>> START Entries supplied
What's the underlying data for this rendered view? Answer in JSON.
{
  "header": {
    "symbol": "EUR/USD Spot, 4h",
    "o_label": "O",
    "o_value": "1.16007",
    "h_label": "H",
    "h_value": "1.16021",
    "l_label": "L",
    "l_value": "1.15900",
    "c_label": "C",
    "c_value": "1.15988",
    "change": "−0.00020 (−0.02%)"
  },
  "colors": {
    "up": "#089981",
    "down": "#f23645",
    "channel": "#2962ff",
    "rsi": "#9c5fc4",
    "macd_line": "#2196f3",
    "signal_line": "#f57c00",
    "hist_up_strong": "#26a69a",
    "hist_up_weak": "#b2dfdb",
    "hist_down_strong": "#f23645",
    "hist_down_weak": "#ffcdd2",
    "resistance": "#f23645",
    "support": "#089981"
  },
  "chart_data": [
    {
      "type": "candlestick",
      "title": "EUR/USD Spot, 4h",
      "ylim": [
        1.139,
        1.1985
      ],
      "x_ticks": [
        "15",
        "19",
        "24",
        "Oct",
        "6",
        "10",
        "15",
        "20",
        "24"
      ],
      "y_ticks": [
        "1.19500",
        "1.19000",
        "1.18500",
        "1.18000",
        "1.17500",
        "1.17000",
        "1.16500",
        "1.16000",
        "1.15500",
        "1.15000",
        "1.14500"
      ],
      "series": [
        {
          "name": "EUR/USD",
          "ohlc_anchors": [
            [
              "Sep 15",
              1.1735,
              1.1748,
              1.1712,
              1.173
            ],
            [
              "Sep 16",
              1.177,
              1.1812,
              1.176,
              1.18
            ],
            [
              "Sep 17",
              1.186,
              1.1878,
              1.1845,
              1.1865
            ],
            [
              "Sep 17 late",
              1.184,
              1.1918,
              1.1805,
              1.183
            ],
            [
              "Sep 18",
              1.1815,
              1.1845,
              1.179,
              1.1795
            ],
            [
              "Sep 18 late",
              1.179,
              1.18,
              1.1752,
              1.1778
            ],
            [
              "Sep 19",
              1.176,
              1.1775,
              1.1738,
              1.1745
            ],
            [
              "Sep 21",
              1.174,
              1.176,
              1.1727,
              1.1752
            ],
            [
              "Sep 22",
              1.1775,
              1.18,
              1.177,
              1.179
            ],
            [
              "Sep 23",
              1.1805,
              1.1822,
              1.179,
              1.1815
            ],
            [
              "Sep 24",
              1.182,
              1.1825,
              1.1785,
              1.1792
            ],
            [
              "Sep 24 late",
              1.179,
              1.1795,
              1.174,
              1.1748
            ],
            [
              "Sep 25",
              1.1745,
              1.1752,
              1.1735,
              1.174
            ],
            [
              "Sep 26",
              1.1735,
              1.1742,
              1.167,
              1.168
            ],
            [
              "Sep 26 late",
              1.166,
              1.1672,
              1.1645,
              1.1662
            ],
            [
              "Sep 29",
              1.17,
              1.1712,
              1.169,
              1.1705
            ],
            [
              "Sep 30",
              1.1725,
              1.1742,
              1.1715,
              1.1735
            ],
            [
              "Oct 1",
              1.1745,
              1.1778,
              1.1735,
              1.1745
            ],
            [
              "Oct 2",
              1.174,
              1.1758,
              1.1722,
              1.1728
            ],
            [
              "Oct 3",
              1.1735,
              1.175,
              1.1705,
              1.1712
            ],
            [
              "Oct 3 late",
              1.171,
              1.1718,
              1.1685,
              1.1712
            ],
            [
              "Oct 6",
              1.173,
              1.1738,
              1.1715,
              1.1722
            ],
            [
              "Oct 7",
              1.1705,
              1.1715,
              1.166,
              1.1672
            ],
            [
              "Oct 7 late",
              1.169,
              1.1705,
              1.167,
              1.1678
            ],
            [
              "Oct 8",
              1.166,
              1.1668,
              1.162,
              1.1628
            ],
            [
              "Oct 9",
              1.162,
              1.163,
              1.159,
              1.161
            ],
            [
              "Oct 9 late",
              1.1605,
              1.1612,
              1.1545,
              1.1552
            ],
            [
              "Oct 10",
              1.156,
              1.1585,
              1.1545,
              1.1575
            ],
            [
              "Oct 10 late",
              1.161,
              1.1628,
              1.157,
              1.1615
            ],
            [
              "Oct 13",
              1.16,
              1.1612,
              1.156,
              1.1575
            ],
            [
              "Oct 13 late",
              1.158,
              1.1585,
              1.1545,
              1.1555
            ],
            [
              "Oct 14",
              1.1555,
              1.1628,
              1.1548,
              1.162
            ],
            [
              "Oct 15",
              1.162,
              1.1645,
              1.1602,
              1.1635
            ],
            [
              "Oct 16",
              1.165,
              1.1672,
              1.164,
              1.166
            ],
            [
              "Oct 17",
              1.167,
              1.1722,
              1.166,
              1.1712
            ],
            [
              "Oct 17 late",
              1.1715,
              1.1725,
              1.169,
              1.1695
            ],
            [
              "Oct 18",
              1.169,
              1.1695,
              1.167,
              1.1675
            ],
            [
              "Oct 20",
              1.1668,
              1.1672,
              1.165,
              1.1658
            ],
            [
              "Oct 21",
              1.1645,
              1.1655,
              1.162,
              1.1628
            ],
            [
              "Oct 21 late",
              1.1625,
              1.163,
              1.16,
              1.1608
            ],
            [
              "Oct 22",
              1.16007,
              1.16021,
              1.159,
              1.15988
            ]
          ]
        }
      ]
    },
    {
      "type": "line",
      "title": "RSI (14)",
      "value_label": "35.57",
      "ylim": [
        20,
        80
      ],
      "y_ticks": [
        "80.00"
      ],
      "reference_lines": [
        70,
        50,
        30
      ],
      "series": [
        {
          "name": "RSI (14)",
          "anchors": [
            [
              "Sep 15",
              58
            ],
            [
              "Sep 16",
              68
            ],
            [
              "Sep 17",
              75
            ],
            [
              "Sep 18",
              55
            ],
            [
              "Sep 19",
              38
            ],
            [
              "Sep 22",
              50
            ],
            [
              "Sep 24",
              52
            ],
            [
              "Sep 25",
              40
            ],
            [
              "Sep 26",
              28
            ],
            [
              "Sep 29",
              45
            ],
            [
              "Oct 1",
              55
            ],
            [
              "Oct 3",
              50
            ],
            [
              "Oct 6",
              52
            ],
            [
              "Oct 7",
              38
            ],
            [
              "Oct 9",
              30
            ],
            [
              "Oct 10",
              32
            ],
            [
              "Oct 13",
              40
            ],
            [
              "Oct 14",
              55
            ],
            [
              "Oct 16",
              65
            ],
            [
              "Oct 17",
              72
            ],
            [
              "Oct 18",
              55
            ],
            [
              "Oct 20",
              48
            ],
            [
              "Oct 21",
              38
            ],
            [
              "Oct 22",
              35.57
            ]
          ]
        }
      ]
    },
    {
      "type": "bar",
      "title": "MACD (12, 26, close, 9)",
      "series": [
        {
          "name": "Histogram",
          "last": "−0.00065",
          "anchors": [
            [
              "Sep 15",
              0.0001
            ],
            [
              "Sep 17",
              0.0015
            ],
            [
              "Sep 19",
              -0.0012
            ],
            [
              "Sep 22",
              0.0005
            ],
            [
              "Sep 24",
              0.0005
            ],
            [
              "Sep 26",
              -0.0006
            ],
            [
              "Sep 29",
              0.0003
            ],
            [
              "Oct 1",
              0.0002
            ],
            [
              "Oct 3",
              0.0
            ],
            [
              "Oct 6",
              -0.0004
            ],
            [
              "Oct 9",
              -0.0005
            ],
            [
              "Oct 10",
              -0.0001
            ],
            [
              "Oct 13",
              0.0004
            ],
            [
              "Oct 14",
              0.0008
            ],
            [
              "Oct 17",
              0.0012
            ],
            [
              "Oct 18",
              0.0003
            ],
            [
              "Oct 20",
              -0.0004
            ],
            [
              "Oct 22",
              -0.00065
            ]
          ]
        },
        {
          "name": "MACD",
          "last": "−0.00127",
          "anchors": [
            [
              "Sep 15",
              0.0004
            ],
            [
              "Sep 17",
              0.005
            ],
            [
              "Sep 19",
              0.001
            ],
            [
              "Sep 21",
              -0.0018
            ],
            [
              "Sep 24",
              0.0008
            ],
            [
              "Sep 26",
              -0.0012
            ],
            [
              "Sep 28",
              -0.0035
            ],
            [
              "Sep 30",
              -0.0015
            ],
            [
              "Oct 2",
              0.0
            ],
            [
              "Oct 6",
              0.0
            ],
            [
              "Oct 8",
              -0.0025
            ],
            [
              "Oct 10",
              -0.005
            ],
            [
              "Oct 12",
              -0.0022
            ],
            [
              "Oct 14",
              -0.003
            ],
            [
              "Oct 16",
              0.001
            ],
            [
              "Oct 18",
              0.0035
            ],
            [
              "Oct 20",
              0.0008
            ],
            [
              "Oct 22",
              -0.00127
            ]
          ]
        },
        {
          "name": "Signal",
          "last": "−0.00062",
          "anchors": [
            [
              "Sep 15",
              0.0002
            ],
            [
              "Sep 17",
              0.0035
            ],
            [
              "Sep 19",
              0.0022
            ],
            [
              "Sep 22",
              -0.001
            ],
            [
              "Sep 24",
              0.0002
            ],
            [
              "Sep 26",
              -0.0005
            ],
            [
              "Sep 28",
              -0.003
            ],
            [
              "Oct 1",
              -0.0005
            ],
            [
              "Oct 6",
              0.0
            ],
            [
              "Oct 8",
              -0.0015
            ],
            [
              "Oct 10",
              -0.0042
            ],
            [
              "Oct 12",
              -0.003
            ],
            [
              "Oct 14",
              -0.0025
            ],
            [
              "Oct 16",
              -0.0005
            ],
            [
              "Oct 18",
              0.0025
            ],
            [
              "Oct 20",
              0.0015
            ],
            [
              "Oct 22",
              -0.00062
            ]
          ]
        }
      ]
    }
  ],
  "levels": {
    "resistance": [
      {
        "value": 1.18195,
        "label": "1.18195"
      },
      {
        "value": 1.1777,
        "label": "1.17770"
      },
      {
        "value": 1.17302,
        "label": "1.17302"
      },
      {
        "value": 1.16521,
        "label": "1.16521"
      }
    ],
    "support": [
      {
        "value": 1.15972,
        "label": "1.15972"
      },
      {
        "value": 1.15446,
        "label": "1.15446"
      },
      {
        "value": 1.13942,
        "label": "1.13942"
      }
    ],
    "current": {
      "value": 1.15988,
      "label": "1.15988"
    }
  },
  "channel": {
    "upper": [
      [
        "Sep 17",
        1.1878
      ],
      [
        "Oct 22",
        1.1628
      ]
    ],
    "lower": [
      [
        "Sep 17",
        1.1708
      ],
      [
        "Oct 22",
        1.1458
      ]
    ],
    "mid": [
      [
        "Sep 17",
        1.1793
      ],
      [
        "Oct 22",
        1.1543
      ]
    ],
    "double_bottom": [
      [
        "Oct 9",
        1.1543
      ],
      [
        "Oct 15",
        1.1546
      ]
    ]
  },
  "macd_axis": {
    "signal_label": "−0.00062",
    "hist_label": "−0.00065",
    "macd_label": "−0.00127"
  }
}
>> END Entries supplied
The exercise:
Reply with nothing but the number of lines in the data above that contain "late".

Written response:
11